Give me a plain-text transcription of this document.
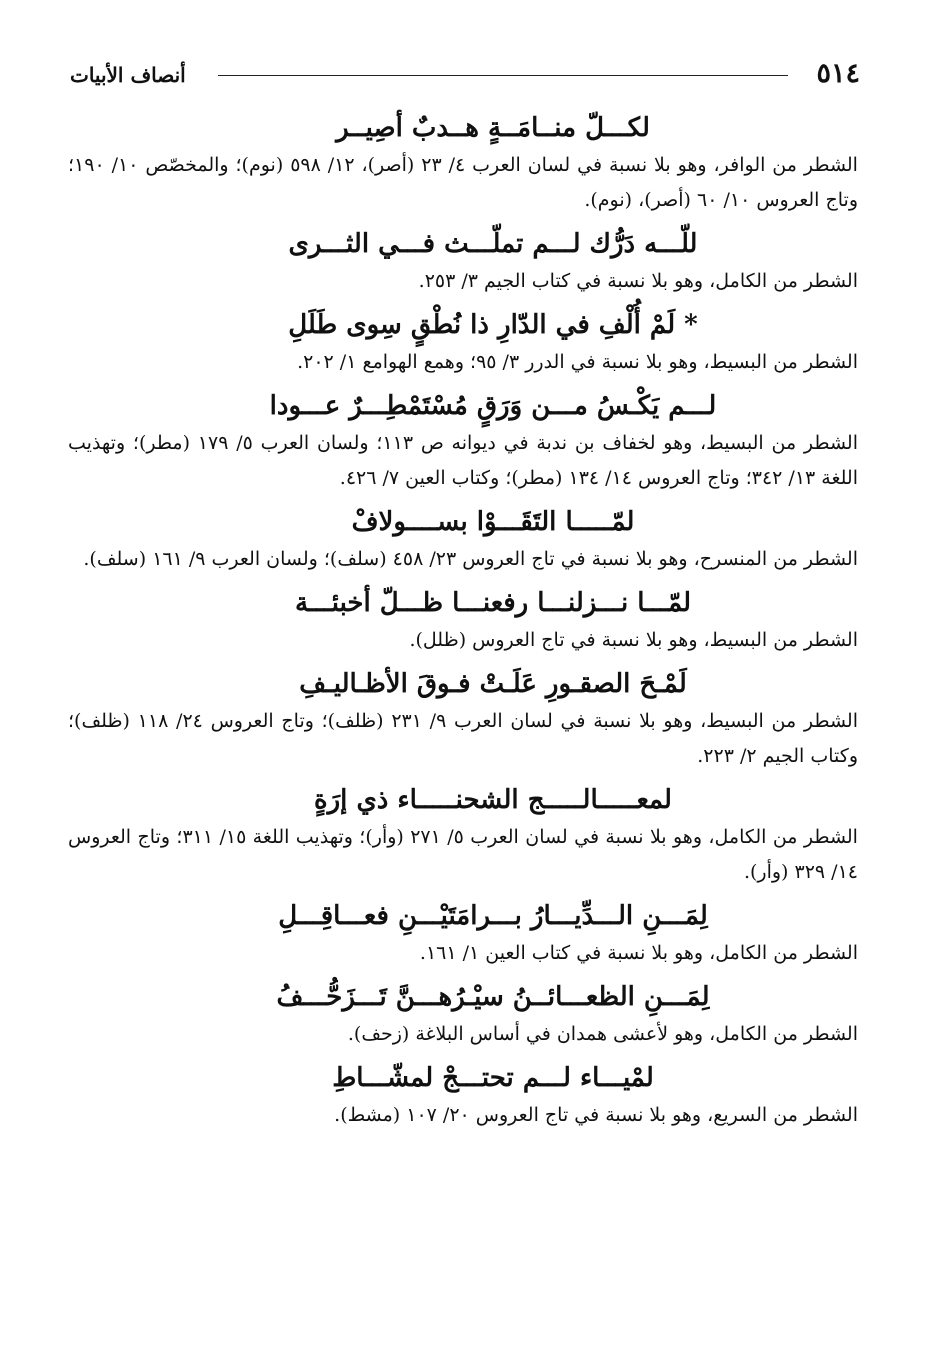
٥١٤
أنصاف الأبيات
لكـــلّ منــامَــةٍ هــدبٌ أصِيــر
الشطر من الوافر، وهو بلا نسبة في لسان العرب ٤/ ٢٣ (أصر)، ١٢/ ٥٩٨ (نوم)؛ والمخصّص ١٠/ ١٩٠؛ وتاج العروس ١٠/ ٦٠ (أصر)، (نوم).
للّـــه دَرُّك لـــم تملّـــث فـــي الثـــرى
الشطر من الكامل، وهو بلا نسبة في كتاب الجيم ٣/ ٢٥٣.
* لَمْ أُلْفِ في الدّارِ ذا نُطْقٍ سِوى طَلَلِ
الشطر من البسيط، وهو بلا نسبة في الدرر ٣/ ٩٥؛ وهمع الهوامع ١/ ٢٠٢.
لـــم يَكْـسُ مـــن وَرَقٍ مُسْتَمْطِـــرٌ عـــودا
الشطر من البسيط، وهو لخفاف بن ندبة في ديوانه ص ١١٣؛ ولسان العرب ٥/ ١٧٩ (مطر)؛ وتهذيب اللغة ١٣/ ٣٤٢؛ وتاج العروس ١٤/ ١٣٤ (مطر)؛ وكتاب العين ٧/ ٤٢٦.
لمّـــــا التَقَـــوْا بســــولافْ
الشطر من المنسرح، وهو بلا نسبة في تاج العروس ٢٣/ ٤٥٨ (سلف)؛ ولسان العرب ٩/ ١٦١ (سلف).
لمّـــا نـــزلنـــا رفعنـــا ظـــلّ أخبئـــة
الشطر من البسيط، وهو بلا نسبة في تاج العروس (ظلل).
لَمْـحَ الصقـورِ عَلَـتْ فـوقَ الأظـاليـفِ
الشطر من البسيط، وهو بلا نسبة في لسان العرب ٩/ ٢٣١ (ظلف)؛ وتاج العروس ٢٤/ ١١٨ (ظلف)؛ وكتاب الجيم ٢/ ٢٢٣.
لمعـــــالـــــج الشحنـــــاء ذي إرَةٍ
الشطر من الكامل، وهو بلا نسبة في لسان العرب ٥/ ٢٧١ (وأر)؛ وتهذيب اللغة ١٥/ ٣١١؛ وتاج العروس ١٤/ ٣٢٩ (وأر).
لِمَـــنِ الـــدِّيـــارُ بـــرامَتَيْـــنِ فعـــاقِـــلِ
الشطر من الكامل، وهو بلا نسبة في كتاب العين ١/ ١٦١.
لِمَـــنِ الظعـــائــنُ سيْـرُهـــنَّ تَـــزَحُّـــفُ
الشطر من الكامل، وهو لأعشى همدان في أساس البلاغة (زحف).
لمْيـــاء لـــم تحتـــجْ لمشّـــاطِ
الشطر من السريع، وهو بلا نسبة في تاج العروس ٢٠/ ١٠٧ (مشط).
* * * * * * *
◆ TASK GOAL ◆
Output, exactly, all the records above; include no pictures.

◆ RESULT OF THIS TASK ◆
Give me a plain-text transcription of this document.
٥١٤
أنصاف الأبيات
لكـــلّ منــامَــةٍ هــدبٌ أصِيــر
الشطر من الوافر، وهو بلا نسبة في لسان العرب ٤/ ٢٣ (أصر)، ١٢/ ٥٩٨ (نوم)؛ والمخصّص ١٠/ ١٩٠؛ وتاج العروس ١٠/ ٦٠ (أصر)، (نوم).
للّـــه دَرُّك لـــم تملّـــث فـــي الثـــرى
الشطر من الكامل، وهو بلا نسبة في كتاب الجيم ٣/ ٢٥٣.
* لَمْ أُلْفِ في الدّارِ ذا نُطْقٍ سِوى طَلَلِ
الشطر من البسيط، وهو بلا نسبة في الدرر ٣/ ٩٥؛ وهمع الهوامع ١/ ٢٠٢.
لـــم يَكْـسُ مـــن وَرَقٍ مُسْتَمْطِـــرٌ عـــودا
الشطر من البسيط، وهو لخفاف بن ندبة في ديوانه ص ١١٣؛ ولسان العرب ٥/ ١٧٩ (مطر)؛ وتهذيب اللغة ١٣/ ٣٤٢؛ وتاج العروس ١٤/ ١٣٤ (مطر)؛ وكتاب العين ٧/ ٤٢٦.
لمّـــــا التَقَـــوْا بســــولافْ
الشطر من المنسرح، وهو بلا نسبة في تاج العروس ٢٣/ ٤٥٨ (سلف)؛ ولسان العرب ٩/ ١٦١ (سلف).
لمّـــا نـــزلنـــا رفعنـــا ظـــلّ أخبئـــة
الشطر من البسيط، وهو بلا نسبة في تاج العروس (ظلل).
لَمْـحَ الصقـورِ عَلَـتْ فـوقَ الأظـاليـفِ
الشطر من البسيط، وهو بلا نسبة في لسان العرب ٩/ ٢٣١ (ظلف)؛ وتاج العروس ٢٤/ ١١٨ (ظلف)؛ وكتاب الجيم ٢/ ٢٢٣.
لمعـــــالـــــج الشحنـــــاء ذي إرَةٍ
الشطر من الكامل، وهو بلا نسبة في لسان العرب ٥/ ٢٧١ (وأر)؛ وتهذيب اللغة ١٥/ ٣١١؛ وتاج العروس ١٤/ ٣٢٩ (وأر).
لِمَـــنِ الـــدِّيـــارُ بـــرامَتَيْـــنِ فعـــاقِـــلِ
الشطر من الكامل، وهو بلا نسبة في كتاب العين ١/ ١٦١.
لِمَـــنِ الظعـــائــنُ سيْـرُهـــنَّ تَـــزَحُّـــفُ
الشطر من الكامل، وهو لأعشى همدان في أساس البلاغة (زحف).
لمْيـــاء لـــم تحتـــجْ لمشّـــاطِ
الشطر من السريع، وهو بلا نسبة في تاج العروس ٢٠/ ١٠٧ (مشط).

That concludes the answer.